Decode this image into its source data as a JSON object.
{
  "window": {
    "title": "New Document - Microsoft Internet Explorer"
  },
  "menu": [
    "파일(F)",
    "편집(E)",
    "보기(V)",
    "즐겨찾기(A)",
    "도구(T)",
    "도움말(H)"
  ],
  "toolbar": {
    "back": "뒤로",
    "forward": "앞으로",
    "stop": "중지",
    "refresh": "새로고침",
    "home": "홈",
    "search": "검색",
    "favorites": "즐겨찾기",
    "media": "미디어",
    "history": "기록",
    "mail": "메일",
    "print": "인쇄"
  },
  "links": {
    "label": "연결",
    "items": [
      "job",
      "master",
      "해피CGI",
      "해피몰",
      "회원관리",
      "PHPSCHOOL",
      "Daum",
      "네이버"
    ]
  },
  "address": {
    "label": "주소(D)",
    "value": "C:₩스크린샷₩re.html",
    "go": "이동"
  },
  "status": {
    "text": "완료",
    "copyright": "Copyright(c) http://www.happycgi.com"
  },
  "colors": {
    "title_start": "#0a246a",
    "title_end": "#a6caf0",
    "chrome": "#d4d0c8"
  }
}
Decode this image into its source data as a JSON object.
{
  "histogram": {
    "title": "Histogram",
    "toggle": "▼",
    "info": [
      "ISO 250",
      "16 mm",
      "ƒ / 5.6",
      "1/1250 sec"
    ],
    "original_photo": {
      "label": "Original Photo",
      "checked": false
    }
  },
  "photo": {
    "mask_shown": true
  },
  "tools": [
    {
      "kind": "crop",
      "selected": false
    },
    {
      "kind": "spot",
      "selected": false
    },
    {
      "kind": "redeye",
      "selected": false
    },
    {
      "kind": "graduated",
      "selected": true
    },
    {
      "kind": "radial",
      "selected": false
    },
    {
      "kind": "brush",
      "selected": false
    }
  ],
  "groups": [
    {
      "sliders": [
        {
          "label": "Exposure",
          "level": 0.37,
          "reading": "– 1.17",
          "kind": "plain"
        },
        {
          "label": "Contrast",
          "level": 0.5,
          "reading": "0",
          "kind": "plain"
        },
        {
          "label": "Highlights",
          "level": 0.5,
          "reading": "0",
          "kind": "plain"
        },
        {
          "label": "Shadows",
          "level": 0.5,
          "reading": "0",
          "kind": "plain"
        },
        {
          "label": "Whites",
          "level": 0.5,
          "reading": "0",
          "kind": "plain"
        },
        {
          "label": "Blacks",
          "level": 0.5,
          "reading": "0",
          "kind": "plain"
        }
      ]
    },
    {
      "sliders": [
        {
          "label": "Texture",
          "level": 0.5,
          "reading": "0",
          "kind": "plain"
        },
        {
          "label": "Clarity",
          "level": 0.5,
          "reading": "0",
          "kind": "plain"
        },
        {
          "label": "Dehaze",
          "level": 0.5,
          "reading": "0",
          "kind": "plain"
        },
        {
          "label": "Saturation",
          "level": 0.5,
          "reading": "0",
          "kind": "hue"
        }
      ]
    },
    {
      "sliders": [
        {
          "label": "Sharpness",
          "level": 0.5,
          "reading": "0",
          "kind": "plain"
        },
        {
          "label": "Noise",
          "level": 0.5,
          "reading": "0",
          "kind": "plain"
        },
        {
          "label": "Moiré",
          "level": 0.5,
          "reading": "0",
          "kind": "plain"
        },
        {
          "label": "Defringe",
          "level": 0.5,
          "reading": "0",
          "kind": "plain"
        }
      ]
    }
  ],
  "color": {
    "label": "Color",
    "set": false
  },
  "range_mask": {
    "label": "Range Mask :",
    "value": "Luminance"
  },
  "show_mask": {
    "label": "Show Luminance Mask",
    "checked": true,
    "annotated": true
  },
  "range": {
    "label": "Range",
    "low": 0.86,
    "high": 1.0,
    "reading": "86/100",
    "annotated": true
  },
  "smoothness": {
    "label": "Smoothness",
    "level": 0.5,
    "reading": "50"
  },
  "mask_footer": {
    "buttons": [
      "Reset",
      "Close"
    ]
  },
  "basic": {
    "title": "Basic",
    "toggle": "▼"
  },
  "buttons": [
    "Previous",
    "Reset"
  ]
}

------------

* [Task directions] Nothing in the listing may be changed; retype it all exactly.

* [Complete output]
Decode this image into its source data as a JSON object.
{
  "window": {
    "title": "New Document - Microsoft Internet Explorer"
  },
  "menu": [
    "파일(F)",
    "편집(E)",
    "보기(V)",
    "즐겨찾기(A)",
    "도구(T)",
    "도움말(H)"
  ],
  "toolbar": {
    "back": "뒤로",
    "forward": "앞으로",
    "stop": "중지",
    "refresh": "새로고침",
    "home": "홈",
    "search": "검색",
    "favorites": "즐겨찾기",
    "media": "미디어",
    "history": "기록",
    "mail": "메일",
    "print": "인쇄"
  },
  "links": {
    "label": "연결",
    "items": [
      "job",
      "master",
      "해피CGI",
      "해피몰",
      "회원관리",
      "PHPSCHOOL",
      "Daum",
      "네이버"
    ]
  },
  "address": {
    "label": "주소(D)",
    "value": "C:₩스크린샷₩re.html",
    "go": "이동"
  },
  "status": {
    "text": "완료",
    "copyright": "Copyright(c) http://www.happycgi.com"
  },
  "colors": {
    "title_start": "#0a246a",
    "title_end": "#a6caf0",
    "chrome": "#d4d0c8"
  }
}
Decode this image into its source data as a JSON object.
{
  "histogram": {
    "title": "Histogram",
    "toggle": "▼",
    "info": [
      "ISO 250",
      "16 mm",
      "ƒ / 5.6",
      "1/1250 sec"
    ],
    "original_photo": {
      "label": "Original Photo",
      "checked": false
    }
  },
  "photo": {
    "mask_shown": true
  },
  "tools": [
    {
      "kind": "crop",
      "selected": false
    },
    {
      "kind": "spot",
      "selected": false
    },
    {
      "kind": "redeye",
      "selected": false
    },
    {
      "kind": "graduated",
      "selected": true
    },
    {
      "kind": "radial",
      "selected": false
    },
    {
      "kind": "brush",
      "selected": false
    }
  ],
  "groups": [
    {
      "sliders": [
        {
          "label": "Exposure",
          "level": 0.37,
          "reading": "– 1.17",
          "kind": "plain"
        },
        {
          "label": "Contrast",
          "level": 0.5,
          "reading": "0",
          "kind": "plain"
        },
        {
          "label": "Highlights",
          "level": 0.5,
          "reading": "0",
          "kind": "plain"
        },
        {
          "label": "Shadows",
          "level": 0.5,
          "reading": "0",
          "kind": "plain"
        },
        {
          "label": "Whites",
          "level": 0.5,
          "reading": "0",
          "kind": "plain"
        },
        {
          "label": "Blacks",
          "level": 0.5,
          "reading": "0",
          "kind": "plain"
        }
      ]
    },
    {
      "sliders": [
        {
          "label": "Texture",
          "level": 0.5,
          "reading": "0",
          "kind": "plain"
        },
        {
          "label": "Clarity",
          "level": 0.5,
          "reading": "0",
          "kind": "plain"
        },
        {
          "label": "Dehaze",
          "level": 0.5,
          "reading": "0",
          "kind": "plain"
        },
        {
          "label": "Saturation",
          "level": 0.5,
          "reading": "0",
          "kind": "hue"
        }
      ]
    },
    {
      "sliders": [
        {
          "label": "Sharpness",
          "level": 0.5,
          "reading": "0",
          "kind": "plain"
        },
        {
          "label": "Noise",
          "level": 0.5,
          "reading": "0",
          "kind": "plain"
        },
        {
          "label": "Moiré",
          "level": 0.5,
          "reading": "0",
          "kind": "plain"
        },
        {
          "label": "Defringe",
          "level": 0.5,
          "reading": "0",
          "kind": "plain"
        }
      ]
    }
  ],
  "color": {
    "label": "Color",
    "set": false
  },
  "range_mask": {
    "label": "Range Mask :",
    "value": "Luminance"
  },
  "show_mask": {
    "label": "Show Luminance Mask",
    "checked": true,
    "annotated": true
  },
  "range": {
    "label": "Range",
    "low": 0.86,
    "high": 1.0,
    "reading": "86/100",
    "annotated": true
  },
  "smoothness": {
    "label": "Smoothness",
    "level": 0.5,
    "reading": "50"
  },
  "mask_footer": {
    "buttons": [
      "Reset",
      "Close"
    ]
  },
  "basic": {
    "title": "Basic",
    "toggle": "▼"
  },
  "buttons": [
    "Previous",
    "Reset"
  ]
}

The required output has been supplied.